Task goal =
Wherever the word "Caucasian" appears in a line, copy that line.

(Records that describe figures)
-------

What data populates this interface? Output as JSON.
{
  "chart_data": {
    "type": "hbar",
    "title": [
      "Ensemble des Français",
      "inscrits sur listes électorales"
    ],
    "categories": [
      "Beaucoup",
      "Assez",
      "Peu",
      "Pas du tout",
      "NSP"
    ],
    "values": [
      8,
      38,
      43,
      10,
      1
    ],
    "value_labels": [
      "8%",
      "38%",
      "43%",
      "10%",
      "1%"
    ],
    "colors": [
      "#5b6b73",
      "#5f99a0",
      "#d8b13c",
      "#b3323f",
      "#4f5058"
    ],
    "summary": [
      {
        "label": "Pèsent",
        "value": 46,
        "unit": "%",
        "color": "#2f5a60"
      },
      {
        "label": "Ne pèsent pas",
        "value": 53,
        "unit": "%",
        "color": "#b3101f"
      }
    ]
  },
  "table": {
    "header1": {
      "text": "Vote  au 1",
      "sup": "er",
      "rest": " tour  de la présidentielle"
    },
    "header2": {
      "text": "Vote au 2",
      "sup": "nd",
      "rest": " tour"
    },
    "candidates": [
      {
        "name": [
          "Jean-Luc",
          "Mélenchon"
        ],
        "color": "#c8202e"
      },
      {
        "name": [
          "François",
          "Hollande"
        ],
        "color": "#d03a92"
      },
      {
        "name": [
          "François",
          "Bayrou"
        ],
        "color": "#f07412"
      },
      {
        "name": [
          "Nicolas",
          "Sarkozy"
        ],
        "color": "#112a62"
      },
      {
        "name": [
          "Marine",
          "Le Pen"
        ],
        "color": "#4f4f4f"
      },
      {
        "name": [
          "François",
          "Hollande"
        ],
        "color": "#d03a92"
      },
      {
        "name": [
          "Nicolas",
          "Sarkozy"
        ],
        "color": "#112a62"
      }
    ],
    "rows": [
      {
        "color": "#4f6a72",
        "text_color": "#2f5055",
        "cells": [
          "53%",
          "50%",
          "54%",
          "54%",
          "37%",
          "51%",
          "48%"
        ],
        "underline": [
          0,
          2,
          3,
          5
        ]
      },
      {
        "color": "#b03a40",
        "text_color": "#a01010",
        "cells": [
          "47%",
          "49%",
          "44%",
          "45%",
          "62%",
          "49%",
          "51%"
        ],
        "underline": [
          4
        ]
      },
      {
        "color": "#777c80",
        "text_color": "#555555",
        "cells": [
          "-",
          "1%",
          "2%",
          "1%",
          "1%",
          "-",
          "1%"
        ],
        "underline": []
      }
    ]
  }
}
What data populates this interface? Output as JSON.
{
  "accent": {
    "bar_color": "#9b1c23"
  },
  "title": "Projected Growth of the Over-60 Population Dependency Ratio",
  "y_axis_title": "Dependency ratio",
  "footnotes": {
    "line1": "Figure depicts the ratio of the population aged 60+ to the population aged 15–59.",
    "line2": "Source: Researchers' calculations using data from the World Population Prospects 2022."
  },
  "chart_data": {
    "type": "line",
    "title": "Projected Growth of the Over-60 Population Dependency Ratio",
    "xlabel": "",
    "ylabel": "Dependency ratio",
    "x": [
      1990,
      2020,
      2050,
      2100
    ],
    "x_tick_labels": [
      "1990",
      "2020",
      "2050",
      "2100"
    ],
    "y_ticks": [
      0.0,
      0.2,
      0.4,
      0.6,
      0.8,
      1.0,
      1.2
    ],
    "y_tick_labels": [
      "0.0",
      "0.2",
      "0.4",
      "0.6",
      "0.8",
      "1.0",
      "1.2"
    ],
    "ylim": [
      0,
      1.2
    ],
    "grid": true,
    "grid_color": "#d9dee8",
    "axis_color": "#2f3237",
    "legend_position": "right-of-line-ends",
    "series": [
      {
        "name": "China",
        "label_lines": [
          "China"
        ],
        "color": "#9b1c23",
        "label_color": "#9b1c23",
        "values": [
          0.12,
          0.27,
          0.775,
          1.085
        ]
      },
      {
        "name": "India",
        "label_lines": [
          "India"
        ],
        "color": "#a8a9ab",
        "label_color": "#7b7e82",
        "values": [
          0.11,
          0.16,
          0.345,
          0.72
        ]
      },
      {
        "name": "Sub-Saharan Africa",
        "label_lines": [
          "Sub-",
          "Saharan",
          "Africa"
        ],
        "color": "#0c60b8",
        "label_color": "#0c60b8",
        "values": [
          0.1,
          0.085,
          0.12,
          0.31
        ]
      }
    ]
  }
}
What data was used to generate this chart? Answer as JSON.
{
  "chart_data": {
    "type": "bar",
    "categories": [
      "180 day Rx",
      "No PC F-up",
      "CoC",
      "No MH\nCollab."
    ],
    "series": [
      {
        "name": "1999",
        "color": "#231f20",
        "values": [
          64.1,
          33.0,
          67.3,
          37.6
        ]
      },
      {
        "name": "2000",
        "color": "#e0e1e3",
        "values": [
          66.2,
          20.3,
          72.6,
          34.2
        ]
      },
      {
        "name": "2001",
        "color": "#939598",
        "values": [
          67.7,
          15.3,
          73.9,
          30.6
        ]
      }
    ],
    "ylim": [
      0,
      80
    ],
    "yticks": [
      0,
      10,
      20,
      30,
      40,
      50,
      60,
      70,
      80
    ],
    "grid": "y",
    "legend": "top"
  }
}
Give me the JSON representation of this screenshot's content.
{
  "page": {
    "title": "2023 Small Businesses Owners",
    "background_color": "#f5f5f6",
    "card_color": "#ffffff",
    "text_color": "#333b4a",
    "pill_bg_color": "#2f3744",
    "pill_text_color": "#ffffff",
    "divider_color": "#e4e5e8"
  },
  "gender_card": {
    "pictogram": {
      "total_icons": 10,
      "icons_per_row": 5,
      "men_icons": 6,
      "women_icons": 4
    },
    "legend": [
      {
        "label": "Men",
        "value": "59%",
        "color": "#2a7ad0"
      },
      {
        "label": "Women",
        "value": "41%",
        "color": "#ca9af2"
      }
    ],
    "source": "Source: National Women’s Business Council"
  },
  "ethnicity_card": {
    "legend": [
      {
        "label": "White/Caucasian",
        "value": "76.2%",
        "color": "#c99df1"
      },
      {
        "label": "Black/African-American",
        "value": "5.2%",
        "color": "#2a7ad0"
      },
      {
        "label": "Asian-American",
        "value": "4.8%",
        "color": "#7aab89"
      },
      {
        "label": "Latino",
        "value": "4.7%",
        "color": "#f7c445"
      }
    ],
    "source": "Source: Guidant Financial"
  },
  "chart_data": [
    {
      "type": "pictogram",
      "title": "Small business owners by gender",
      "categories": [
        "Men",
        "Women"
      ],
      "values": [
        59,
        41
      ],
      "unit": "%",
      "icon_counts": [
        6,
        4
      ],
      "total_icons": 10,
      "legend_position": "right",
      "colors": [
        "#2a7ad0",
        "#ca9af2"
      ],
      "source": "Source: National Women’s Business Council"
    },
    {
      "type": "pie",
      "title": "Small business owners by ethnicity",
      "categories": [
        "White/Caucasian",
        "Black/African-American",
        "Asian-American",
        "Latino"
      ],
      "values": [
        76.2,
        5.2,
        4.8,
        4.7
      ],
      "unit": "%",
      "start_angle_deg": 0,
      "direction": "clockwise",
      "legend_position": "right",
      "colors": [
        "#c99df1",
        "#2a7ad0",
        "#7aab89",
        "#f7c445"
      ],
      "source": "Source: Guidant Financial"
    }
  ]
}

-------

Response =
        "label": "White/Caucasian",
        "White/Caucasian",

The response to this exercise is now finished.